Scan each line of the records for the word "ylabel" and extract the ones that have it.

• **Listed entries**
* * * *

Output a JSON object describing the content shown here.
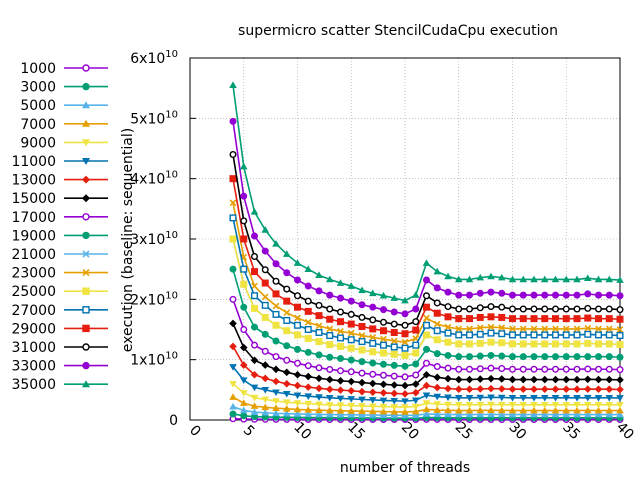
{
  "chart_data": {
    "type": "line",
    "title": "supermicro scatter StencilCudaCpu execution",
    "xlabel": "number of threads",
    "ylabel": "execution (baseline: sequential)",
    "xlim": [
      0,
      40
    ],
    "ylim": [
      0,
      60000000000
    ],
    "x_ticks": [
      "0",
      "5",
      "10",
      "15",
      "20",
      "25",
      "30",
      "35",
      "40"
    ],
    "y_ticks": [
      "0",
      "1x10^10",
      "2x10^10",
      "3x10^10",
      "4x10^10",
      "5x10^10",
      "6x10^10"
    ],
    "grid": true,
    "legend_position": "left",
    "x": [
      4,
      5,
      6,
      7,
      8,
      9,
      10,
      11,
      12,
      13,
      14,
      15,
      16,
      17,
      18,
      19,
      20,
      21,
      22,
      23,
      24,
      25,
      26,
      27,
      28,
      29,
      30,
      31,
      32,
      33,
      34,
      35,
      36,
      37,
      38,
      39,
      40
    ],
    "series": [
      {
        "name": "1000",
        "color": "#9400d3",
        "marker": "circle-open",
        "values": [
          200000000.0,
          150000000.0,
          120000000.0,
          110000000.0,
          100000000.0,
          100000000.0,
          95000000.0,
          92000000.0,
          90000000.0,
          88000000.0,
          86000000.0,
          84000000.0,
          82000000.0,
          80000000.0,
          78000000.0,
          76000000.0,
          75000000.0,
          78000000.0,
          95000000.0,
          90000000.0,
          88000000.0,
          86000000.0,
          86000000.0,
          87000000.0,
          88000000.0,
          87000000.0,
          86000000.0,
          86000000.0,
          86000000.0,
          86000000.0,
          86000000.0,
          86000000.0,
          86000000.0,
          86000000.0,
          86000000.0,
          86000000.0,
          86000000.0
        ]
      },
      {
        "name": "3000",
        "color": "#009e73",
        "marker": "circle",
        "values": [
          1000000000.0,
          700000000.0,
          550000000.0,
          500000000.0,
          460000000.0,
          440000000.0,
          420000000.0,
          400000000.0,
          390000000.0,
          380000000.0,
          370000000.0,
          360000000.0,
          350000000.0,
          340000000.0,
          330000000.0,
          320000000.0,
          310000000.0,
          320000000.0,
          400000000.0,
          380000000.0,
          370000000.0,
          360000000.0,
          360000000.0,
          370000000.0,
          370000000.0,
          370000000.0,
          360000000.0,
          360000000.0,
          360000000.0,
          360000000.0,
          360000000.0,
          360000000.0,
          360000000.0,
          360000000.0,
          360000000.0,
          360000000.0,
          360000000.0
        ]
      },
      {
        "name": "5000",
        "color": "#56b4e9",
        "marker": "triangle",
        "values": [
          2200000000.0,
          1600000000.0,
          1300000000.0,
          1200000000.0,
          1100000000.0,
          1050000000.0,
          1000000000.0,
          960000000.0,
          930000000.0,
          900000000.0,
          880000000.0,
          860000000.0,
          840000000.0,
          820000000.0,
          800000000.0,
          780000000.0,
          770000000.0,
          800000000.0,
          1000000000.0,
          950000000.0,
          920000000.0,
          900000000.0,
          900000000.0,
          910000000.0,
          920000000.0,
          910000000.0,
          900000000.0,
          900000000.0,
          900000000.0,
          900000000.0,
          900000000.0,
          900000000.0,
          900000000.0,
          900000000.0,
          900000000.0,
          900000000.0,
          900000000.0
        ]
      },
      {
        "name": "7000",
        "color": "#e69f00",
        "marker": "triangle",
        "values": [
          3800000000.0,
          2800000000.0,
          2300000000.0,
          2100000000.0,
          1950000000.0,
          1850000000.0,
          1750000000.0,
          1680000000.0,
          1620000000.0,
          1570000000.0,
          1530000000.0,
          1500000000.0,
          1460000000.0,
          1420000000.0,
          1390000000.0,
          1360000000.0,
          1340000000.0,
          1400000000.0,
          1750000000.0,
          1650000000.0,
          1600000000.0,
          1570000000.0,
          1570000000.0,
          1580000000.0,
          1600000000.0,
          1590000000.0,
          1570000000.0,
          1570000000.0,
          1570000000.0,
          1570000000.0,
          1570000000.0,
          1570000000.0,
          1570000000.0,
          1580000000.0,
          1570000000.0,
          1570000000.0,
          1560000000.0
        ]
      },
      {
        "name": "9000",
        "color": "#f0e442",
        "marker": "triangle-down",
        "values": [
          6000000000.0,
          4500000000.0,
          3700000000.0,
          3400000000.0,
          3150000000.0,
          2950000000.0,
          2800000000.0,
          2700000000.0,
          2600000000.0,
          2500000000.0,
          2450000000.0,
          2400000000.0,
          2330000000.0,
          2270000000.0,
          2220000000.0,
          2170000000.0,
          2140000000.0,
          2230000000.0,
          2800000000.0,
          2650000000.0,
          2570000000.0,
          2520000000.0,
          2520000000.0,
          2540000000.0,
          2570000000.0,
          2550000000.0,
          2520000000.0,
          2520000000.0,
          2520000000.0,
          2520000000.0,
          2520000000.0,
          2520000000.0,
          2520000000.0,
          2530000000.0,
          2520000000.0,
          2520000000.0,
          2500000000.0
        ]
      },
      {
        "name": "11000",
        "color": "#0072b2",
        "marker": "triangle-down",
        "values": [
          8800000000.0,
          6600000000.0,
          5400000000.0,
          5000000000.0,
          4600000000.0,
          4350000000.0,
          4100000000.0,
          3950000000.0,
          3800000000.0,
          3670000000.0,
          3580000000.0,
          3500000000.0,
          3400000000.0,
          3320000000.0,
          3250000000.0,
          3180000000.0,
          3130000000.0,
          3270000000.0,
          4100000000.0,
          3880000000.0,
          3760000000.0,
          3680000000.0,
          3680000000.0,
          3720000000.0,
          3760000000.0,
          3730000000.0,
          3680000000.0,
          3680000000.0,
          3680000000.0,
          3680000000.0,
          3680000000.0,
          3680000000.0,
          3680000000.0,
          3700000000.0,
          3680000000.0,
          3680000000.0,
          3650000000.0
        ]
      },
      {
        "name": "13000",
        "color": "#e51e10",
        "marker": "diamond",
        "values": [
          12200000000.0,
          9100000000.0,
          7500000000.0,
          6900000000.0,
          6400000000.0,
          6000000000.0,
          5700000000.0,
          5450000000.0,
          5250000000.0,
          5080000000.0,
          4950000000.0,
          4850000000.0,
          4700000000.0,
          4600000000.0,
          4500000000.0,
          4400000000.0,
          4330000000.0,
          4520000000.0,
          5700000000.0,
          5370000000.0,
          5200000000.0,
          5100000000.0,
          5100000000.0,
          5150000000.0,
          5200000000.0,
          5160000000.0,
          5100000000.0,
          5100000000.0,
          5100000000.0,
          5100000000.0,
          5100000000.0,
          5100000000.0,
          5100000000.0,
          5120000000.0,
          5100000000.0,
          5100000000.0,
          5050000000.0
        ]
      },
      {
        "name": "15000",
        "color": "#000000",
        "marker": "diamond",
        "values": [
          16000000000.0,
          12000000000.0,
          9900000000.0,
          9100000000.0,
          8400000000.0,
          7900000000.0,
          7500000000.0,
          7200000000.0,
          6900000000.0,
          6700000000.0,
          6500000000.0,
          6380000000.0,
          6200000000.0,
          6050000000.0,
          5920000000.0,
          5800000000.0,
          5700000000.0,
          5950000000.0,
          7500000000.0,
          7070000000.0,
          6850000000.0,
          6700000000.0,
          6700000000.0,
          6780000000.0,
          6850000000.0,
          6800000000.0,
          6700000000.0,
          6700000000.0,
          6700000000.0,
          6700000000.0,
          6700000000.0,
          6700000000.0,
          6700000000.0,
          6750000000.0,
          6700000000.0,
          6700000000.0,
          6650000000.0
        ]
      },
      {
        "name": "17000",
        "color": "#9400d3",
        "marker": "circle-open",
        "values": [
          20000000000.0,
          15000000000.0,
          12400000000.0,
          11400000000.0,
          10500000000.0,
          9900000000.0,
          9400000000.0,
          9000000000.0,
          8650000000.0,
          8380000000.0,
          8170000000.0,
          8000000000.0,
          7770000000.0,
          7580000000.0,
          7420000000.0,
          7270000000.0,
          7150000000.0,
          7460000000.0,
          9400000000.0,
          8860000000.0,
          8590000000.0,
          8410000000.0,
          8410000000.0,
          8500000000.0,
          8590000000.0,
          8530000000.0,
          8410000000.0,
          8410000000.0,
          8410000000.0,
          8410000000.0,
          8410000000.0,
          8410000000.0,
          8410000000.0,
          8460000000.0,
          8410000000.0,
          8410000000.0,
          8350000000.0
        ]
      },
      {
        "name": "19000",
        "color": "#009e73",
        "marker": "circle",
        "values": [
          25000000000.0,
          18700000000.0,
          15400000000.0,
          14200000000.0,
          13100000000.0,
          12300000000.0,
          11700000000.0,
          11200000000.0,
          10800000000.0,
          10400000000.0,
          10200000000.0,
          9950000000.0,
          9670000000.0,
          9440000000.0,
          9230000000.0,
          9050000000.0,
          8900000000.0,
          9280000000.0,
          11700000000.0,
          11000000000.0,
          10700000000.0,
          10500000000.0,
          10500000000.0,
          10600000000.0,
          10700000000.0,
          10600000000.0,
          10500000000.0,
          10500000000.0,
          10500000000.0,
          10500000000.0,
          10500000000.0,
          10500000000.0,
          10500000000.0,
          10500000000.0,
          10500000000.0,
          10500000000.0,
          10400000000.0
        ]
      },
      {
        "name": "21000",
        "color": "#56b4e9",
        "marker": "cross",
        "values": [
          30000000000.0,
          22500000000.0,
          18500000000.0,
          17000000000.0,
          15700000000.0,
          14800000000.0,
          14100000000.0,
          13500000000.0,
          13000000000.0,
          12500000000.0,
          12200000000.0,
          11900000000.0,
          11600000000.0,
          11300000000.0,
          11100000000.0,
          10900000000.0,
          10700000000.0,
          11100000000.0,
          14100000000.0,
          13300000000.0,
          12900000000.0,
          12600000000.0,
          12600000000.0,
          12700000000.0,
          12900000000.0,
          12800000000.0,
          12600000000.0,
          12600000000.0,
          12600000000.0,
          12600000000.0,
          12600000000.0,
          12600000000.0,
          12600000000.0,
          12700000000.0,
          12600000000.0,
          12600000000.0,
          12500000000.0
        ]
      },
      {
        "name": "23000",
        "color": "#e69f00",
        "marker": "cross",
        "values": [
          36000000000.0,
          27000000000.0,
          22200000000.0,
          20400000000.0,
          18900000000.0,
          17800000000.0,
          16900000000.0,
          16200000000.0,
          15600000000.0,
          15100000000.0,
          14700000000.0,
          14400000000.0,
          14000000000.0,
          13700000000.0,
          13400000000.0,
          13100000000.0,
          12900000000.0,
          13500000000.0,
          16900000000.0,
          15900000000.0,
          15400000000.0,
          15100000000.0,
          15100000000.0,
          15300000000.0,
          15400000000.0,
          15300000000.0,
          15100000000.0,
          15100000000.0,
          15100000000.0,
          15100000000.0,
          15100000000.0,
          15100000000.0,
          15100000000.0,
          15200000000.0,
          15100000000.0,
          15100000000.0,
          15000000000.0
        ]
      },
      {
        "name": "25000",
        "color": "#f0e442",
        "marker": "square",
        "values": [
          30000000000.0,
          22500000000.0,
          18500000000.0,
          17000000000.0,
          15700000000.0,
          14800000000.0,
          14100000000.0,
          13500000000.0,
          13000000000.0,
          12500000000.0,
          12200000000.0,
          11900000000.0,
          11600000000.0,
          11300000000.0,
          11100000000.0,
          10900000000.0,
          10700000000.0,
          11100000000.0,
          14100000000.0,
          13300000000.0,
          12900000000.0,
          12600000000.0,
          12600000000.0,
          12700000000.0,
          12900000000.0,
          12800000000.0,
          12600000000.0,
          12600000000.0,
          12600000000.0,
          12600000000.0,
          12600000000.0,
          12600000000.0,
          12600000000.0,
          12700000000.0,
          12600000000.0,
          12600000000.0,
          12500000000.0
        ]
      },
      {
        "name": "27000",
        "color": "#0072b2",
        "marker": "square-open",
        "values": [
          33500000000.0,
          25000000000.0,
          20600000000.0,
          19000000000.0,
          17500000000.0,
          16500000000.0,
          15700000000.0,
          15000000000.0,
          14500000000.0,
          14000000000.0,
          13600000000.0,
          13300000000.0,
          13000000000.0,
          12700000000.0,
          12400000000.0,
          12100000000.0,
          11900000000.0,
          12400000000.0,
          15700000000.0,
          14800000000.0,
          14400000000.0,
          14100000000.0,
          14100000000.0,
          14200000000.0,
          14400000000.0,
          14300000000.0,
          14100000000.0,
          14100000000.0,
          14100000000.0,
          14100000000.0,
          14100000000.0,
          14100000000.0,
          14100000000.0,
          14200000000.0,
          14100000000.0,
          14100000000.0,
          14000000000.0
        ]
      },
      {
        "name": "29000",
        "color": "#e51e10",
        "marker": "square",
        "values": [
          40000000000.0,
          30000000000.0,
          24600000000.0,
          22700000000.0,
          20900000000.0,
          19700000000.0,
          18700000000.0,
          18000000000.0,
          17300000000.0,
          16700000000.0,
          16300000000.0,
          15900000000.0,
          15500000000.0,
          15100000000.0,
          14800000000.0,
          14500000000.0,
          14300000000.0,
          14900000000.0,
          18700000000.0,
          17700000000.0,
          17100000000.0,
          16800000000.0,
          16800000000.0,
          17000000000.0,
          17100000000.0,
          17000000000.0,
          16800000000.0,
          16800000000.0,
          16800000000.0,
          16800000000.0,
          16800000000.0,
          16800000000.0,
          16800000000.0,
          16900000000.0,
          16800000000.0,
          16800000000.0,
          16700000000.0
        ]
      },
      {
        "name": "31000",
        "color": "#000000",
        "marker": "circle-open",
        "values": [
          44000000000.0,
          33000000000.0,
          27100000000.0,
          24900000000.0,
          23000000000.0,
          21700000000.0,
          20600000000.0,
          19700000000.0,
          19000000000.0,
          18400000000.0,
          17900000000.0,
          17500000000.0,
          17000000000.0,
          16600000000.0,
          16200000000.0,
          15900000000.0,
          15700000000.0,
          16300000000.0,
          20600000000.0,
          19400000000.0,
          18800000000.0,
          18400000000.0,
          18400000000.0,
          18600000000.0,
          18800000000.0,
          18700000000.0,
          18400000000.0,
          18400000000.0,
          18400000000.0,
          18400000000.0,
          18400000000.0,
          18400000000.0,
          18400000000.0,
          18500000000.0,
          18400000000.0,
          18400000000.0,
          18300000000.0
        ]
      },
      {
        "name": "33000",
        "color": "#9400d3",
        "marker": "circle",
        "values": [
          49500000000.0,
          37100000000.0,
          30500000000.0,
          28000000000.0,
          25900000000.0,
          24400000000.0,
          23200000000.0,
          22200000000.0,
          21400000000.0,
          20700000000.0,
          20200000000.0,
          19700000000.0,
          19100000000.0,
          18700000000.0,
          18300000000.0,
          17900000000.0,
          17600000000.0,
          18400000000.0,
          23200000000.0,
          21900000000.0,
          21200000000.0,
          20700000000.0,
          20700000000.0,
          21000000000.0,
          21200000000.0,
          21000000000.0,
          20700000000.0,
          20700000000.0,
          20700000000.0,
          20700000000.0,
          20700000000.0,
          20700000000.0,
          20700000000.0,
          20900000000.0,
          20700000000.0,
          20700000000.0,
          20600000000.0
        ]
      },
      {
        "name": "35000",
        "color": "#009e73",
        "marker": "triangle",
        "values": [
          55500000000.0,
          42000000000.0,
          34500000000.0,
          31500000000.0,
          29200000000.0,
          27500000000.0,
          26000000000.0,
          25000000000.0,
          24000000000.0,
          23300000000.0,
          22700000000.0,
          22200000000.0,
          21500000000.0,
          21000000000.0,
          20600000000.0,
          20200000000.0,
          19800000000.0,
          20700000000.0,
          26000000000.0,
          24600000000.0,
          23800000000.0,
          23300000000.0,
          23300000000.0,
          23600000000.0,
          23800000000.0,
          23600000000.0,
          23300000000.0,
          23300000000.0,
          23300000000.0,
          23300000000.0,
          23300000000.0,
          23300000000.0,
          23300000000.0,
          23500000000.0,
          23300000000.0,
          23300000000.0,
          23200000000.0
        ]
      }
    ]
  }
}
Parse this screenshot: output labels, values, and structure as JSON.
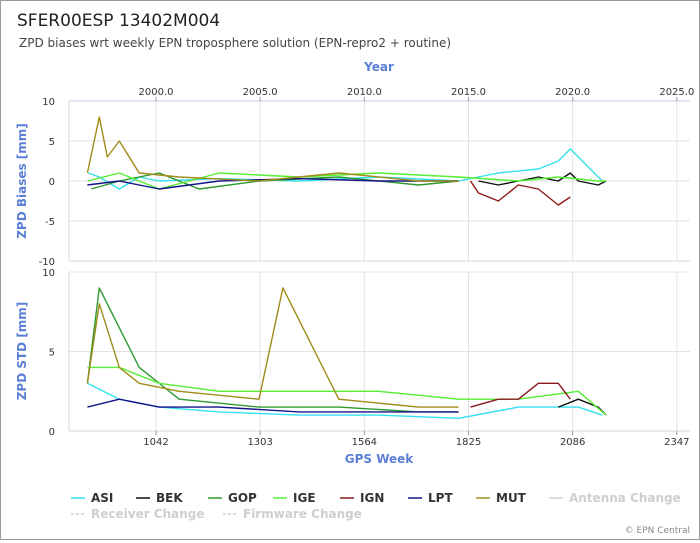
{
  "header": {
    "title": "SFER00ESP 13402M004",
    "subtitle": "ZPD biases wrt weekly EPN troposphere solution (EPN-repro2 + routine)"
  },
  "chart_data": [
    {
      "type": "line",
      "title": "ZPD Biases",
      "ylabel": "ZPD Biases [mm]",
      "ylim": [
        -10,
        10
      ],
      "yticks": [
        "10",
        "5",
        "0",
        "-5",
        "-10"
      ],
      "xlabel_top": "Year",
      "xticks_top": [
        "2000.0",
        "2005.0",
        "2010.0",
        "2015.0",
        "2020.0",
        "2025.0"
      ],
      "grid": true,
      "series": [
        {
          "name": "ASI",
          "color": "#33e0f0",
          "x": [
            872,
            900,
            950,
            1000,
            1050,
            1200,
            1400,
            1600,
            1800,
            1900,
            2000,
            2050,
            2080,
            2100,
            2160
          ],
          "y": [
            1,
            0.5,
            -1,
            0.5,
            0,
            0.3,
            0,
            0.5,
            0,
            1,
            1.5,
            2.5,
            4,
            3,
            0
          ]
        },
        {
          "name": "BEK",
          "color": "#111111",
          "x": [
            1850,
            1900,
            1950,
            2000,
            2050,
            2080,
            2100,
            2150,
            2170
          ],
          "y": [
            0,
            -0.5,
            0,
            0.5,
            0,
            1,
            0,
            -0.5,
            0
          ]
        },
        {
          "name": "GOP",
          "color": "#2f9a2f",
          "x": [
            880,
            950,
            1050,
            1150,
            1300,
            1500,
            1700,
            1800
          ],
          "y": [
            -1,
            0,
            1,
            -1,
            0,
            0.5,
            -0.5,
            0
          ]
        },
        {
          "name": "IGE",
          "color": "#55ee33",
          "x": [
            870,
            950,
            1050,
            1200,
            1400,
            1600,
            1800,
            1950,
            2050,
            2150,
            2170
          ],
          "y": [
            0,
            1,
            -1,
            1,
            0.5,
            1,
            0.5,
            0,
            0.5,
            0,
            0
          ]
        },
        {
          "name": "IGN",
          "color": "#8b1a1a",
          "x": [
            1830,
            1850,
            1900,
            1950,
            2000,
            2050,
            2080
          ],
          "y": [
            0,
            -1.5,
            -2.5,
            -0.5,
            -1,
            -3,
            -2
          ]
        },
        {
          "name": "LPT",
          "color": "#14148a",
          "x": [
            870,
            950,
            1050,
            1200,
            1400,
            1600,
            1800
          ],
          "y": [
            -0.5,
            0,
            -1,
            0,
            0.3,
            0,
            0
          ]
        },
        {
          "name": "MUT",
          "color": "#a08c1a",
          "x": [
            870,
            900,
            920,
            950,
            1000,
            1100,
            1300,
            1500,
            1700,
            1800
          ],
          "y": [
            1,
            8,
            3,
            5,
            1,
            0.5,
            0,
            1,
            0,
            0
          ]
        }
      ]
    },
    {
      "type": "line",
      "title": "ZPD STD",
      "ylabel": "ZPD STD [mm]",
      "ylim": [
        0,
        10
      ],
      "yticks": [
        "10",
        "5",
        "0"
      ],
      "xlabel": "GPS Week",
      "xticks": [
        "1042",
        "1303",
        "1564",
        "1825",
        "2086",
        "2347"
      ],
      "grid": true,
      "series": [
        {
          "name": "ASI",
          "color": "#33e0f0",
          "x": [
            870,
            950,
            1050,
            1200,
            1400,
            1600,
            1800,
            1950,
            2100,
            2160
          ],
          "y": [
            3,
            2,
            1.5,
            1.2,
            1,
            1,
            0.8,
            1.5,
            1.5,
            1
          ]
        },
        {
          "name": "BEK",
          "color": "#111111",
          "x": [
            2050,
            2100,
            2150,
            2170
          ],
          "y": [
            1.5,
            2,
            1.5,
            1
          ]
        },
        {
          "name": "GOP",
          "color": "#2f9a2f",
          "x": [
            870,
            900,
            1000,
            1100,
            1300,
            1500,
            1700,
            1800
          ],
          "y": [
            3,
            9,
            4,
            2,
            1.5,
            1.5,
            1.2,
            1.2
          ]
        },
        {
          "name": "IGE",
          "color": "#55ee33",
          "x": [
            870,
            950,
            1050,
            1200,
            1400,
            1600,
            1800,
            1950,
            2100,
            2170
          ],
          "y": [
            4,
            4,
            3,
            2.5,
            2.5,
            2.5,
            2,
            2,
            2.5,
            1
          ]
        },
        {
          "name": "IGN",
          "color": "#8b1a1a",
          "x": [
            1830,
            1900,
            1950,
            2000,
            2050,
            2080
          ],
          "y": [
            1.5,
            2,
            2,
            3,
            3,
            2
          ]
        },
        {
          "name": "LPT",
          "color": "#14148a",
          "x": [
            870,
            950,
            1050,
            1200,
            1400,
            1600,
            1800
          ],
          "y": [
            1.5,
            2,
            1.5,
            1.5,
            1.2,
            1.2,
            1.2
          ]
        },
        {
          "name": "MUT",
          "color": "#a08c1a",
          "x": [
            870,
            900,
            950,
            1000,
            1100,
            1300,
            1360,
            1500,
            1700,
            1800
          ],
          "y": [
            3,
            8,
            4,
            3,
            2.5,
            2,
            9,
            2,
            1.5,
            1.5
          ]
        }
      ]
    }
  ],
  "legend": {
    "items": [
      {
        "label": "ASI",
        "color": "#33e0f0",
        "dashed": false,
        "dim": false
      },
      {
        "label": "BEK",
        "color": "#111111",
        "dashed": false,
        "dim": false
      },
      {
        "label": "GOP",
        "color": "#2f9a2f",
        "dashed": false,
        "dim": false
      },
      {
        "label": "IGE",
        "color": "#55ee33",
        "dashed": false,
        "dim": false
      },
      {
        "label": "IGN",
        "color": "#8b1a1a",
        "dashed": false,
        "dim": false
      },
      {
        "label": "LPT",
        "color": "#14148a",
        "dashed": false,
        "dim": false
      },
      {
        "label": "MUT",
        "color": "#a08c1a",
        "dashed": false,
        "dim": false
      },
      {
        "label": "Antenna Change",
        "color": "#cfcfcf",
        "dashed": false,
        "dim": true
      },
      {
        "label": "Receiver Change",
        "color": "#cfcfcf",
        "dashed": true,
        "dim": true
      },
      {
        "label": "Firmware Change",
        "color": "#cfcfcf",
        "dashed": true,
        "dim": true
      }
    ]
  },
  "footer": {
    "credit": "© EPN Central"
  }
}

* * * *

• **Reply to the exercise**
    "ylabel": "execution (baseline: sequential)",
      "ylabel": "ZPD Biases [mm]",
      "ylabel": "ZPD STD [mm]",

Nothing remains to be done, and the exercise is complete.